- **Provided passage**
Cody was a frequent master of ceremonies for the Marion County Junior Miss Program (later known as the Marion County Young Woman of the Year Program), hosting for the fifteenth time in 1990. He retired from the position in 1995 on his twentieth consecutive year as host, receiving a silver tray and custom-made quilt from the pageant organisers as thanks. Cody later returned to Marion County to host the pageant's fiftieth event in 2013.

During the 1990s, he served as arena announcer for the Nashville Knights. He also voiced the country music channel on United Airlines's in-flight service.

Cody appeared on various television shows throughout his career, including A Day in the Life of Country Music in October 1993. He co-hosted Cool Country in January 1993, was on-camera host for Fishing Texas, and was co-host of the Third Prime Time Country Music Special in January 1994.

==Personal life and death==
Cody met his wife Rebecca Brents Wheatley as a teenager and they were married in Lebanon on February 29, 1980. The couple spent more than fifty years together, having two sons (Luke and Levi) and a daughter (Hannah). While Cody worked at WHAS, the family lived in an 1867-built log cabin near Pekin, Indiana. They later lived in Mount Juliet, Tennessee, and were living in Cross Plains, Tennessee, when Cody died.

In May 2026, Cody was admitted to the intensive care unit with heart and kidney failure. He died a few weeks later on June 9, 2026.

Cody's funeral was held on June 15 at the Grand Ole Opry House in Nashville. The service was attended by musicians including Garth Brooks and Trisha Yearwood, radio personalities including Lorianne Crook and Keith Bilbrey, and Cody's morning show co-hosts Charlie Mattos and Kelly Sutton. It included performances by Vince Gill, Carly Pearce, T. Graham Brown, The Isaacs, Suzy Bogguss, Jamie Johnson and Ana Cristina Cash. The latter two performed a song titled "On My Radio", which was written about Bill Cody.

==Legacy==
Following Cody's death, country musician Dierks Bentley said he was "just as important as any artist, songwriter or musician" in the country music industry.

==Honors==
In 1989, Cody was awarded the Mark of Excellence award by the Society of Professional Journalists for best radio sports story and feature.

In 2008, Cody was inducted into the Country Radio Hall of Fame. He was given a star on Nashville's Music City Walk of Fame in 2024.

In May 2026, Cody was announced as a 2026 inductee to the Tennessee Radio Hall of Fame.

- **What this exercise asks**
A. Summarize the passage about Bill Cody in two sentences.
B. Reproduce the section of the passage about Bill Cody starting at "Cody appeared on" and ending at "June 9, 2026.", swapping "log cabin" for "farmhouse".

- **Given entries**
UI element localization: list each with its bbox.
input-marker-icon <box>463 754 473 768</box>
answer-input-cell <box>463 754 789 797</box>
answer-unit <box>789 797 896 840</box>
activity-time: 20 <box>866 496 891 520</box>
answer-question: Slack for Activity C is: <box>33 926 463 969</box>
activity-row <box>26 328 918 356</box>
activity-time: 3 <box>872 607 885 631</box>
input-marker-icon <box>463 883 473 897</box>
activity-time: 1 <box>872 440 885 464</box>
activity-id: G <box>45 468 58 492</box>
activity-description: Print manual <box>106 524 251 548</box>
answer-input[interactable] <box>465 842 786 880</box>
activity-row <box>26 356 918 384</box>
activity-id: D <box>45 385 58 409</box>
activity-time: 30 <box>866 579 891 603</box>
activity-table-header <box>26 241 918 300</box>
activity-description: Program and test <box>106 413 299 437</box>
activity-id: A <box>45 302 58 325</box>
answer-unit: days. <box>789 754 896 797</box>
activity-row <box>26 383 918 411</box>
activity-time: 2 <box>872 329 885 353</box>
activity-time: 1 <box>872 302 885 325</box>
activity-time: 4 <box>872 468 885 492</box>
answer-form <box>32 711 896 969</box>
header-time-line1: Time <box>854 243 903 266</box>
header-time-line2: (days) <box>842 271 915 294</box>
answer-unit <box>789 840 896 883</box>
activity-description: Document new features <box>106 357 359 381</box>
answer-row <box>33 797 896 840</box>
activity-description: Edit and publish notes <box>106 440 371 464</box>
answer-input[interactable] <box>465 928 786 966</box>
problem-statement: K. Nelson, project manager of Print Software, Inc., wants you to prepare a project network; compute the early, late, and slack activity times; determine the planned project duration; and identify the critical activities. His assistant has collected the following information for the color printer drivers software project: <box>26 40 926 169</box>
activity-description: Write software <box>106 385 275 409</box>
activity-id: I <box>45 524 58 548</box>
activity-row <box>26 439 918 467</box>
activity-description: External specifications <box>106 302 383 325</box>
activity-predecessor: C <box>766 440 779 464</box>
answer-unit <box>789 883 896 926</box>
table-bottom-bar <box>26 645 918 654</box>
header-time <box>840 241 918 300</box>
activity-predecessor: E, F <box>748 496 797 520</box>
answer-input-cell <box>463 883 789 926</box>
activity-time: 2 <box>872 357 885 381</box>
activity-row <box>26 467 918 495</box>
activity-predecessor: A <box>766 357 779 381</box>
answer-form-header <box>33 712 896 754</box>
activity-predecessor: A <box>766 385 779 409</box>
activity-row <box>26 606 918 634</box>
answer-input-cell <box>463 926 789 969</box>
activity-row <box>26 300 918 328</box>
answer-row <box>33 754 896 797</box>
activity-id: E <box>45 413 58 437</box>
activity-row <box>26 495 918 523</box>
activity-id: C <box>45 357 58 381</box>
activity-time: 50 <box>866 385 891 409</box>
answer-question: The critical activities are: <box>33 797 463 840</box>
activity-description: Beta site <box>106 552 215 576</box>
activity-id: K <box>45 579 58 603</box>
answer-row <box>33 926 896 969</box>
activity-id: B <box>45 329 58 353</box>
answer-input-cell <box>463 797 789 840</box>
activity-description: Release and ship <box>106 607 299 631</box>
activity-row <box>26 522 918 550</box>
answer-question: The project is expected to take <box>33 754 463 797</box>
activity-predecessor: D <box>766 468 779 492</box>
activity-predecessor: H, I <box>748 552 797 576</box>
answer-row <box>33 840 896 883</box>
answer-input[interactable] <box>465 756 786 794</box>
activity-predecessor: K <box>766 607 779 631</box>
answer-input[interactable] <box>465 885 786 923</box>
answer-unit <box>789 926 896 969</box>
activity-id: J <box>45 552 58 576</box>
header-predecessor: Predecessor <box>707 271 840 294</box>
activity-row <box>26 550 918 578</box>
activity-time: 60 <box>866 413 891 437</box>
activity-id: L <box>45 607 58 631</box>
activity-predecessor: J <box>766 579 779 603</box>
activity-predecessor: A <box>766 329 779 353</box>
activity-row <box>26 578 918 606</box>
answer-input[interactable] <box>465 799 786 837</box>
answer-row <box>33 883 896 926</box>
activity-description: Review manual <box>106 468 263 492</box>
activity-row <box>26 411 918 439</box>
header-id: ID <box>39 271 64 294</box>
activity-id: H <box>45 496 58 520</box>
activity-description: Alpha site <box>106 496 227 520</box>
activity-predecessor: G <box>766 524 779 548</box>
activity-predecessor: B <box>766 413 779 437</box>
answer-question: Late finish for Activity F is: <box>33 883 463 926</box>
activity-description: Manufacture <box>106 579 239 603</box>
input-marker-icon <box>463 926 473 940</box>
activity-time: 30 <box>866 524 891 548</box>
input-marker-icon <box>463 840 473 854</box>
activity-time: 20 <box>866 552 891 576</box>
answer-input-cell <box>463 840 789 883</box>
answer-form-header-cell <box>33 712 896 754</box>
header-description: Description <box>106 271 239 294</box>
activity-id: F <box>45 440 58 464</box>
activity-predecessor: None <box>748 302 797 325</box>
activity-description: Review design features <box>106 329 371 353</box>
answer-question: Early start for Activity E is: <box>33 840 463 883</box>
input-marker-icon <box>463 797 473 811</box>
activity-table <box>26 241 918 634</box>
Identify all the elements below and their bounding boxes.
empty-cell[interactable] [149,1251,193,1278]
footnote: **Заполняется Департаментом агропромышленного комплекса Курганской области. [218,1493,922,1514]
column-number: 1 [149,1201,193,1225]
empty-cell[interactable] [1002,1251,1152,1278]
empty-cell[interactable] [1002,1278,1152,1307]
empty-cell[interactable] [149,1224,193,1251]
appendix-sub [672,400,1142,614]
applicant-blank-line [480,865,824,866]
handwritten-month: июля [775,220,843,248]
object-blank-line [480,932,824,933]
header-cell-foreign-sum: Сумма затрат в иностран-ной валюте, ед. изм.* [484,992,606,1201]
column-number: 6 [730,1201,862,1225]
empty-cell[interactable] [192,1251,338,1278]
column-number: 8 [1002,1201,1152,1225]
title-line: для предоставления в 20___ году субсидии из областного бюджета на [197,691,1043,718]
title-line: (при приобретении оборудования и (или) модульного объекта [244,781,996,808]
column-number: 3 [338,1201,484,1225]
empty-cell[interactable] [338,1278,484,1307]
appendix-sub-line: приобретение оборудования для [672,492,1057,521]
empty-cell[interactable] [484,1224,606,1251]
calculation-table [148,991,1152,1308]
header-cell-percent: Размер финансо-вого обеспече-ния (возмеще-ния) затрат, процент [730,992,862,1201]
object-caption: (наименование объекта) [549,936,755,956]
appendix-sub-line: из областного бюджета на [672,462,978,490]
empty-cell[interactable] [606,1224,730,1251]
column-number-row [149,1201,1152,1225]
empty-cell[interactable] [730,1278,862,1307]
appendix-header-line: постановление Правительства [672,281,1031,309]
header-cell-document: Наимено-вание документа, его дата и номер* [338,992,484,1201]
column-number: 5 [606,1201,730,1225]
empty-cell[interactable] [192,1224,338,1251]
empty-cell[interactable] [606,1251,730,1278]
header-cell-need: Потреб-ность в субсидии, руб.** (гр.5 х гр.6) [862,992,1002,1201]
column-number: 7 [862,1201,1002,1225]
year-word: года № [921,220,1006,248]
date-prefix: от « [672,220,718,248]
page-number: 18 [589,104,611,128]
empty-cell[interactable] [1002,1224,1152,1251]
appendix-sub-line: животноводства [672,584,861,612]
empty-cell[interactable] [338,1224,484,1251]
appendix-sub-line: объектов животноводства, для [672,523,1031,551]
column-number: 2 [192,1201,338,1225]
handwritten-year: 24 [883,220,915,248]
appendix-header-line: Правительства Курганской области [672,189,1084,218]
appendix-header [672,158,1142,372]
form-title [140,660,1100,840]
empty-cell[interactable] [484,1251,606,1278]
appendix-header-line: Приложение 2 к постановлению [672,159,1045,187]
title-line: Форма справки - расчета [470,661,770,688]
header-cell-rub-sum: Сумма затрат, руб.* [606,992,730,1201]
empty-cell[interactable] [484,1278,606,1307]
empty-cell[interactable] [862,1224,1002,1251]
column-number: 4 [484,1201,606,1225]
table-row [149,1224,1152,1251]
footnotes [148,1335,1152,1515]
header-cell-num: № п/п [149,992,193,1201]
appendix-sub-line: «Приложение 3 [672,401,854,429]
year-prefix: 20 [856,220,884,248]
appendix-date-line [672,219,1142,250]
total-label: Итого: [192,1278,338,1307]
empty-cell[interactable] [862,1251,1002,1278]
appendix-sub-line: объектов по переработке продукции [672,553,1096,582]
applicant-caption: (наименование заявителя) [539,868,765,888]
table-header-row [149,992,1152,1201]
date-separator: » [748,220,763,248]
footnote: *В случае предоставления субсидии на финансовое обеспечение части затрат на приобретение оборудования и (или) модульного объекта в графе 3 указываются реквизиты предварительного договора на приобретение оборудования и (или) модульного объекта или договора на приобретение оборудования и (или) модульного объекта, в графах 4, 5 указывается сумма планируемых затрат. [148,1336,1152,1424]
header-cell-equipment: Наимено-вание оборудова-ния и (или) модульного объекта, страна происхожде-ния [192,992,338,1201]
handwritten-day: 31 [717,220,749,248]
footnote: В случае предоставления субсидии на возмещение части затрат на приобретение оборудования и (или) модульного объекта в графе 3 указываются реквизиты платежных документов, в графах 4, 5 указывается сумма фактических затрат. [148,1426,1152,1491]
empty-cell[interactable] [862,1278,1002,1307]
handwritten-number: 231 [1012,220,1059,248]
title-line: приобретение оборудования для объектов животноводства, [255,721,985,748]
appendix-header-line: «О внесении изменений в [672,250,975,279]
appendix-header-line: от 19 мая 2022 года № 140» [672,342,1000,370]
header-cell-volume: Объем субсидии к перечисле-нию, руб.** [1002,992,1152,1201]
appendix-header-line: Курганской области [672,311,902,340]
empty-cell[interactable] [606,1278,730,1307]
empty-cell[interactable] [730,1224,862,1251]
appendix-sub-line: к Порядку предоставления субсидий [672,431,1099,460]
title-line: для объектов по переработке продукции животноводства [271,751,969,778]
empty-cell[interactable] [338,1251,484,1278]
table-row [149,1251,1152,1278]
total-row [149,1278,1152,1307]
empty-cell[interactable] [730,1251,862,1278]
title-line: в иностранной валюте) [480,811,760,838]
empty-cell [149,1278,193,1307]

- **Solutions below**
A. Bill Cody hosted the Marion County Junior Miss Program for twenty consecutive years, served as arena announcer for the Nashville Knights, and appeared on various television shows. He died on June 9, 2026, and his honors include induction into the Country Radio Hall of Fame in 2008 and a star on Nashville's Music City Walk of Fame in 2024.

B.
Cody appeared on various television shows throughout his career, including A Day in the Life of Country Music in October 1993. He co-hosted Cool Country in January 1993, was on-camera host for Fishing Texas, and was co-host of the Third Prime Time Country Music Special in January 1994.

==Personal life and death==
Cody met his wife Rebecca Brents Wheatley as a teenager and they were married in Lebanon on February 29, 1980. The couple spent more than fifty years together, having two sons (Luke and Levi) and a daughter (Hannah). While Cody worked at WHAS, the family lived in an 1867-built farmhouse near Pekin, Indiana. They later lived in Mount Juliet, Tennessee, and were living in Cross Plains, Tennessee, when Cody died.

In May 2026, Cody was admitted to the intensive care unit with heart and kidney failure. He died a few weeks later on June 9, 2026.